» **Do this**: Print the entries verbatim, leaving out the images they contain.

[Stored records]
>>>

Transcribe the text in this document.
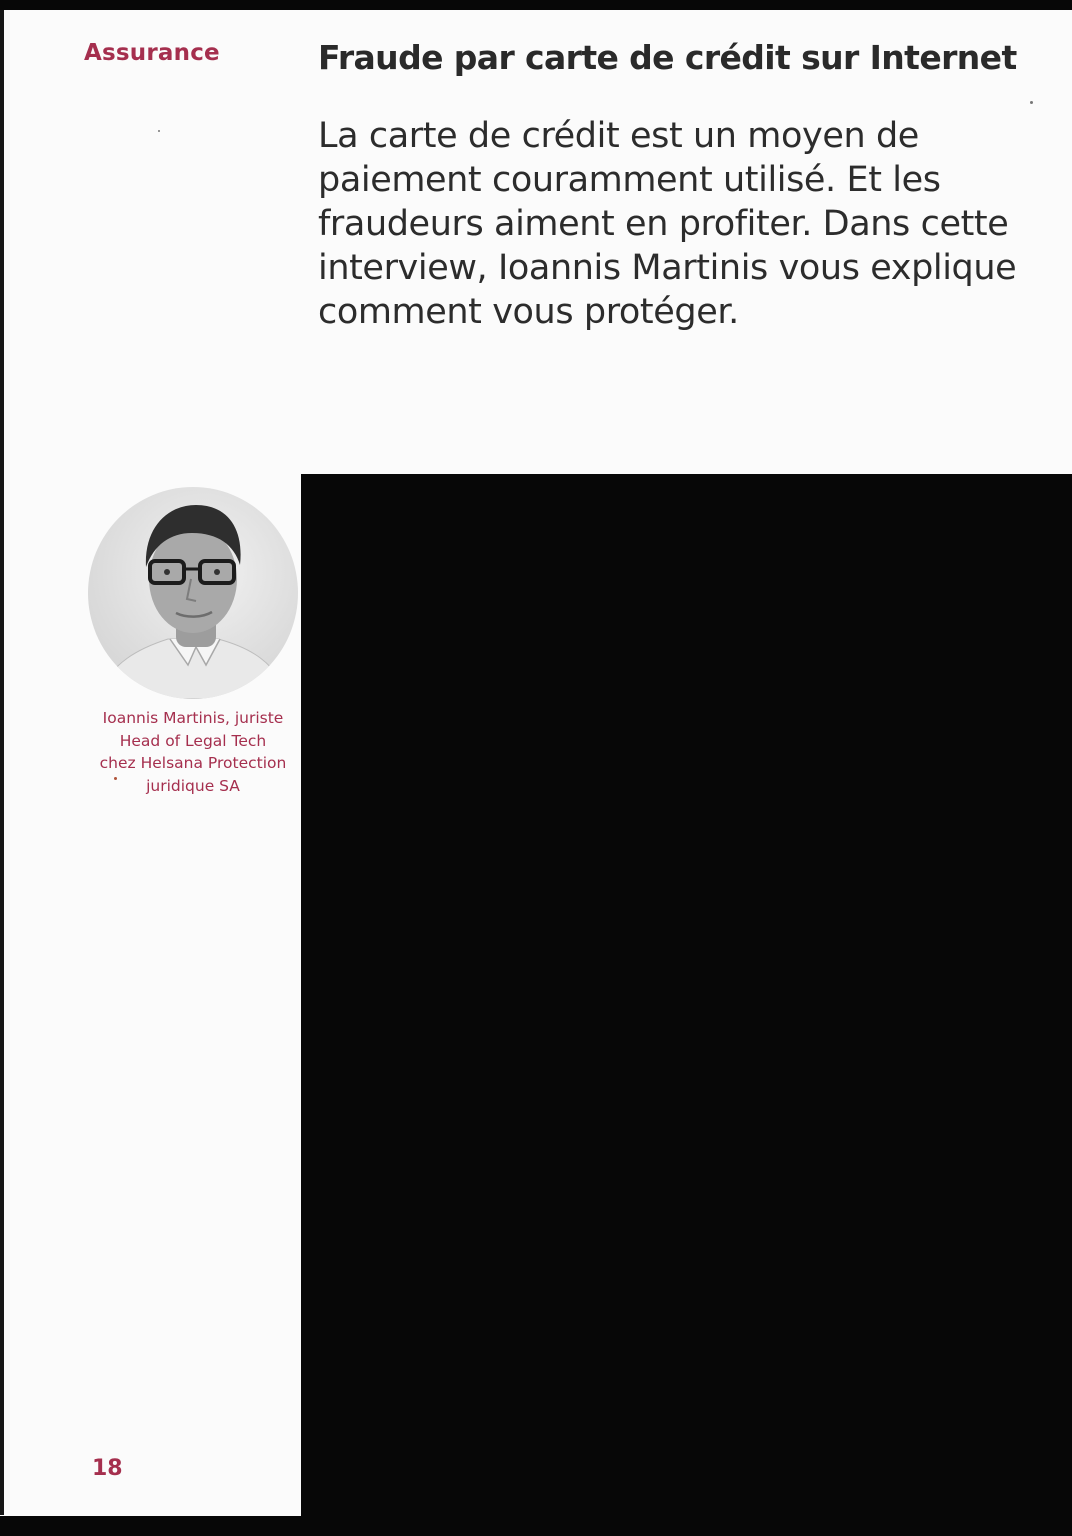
Assurance	Fraude par carte de crédit sur Internet

La carte de crédit est un moyen de paiement couramment utilisé. Et les fraudeurs aiment en profiter. Dans cette interview, Ioannis Martinis vous explique comment vous protéger.

Ioannis Martinis, juriste
Head of Legal Tech
chez Helsana Protection
juridique SA
18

<<<

» **Output of the exercise**:
Transcribe the text in this document.
Assurance	Fraude par carte de crédit sur Internet

La carte de crédit est un moyen de paiement couramment utilisé. Et les fraudeurs aiment en profiter. Dans cette interview, Ioannis Martinis vous explique comment vous protéger.

Ioannis Martinis, juriste
Head of Legal Tech
chez Helsana Protection
juridique SA
18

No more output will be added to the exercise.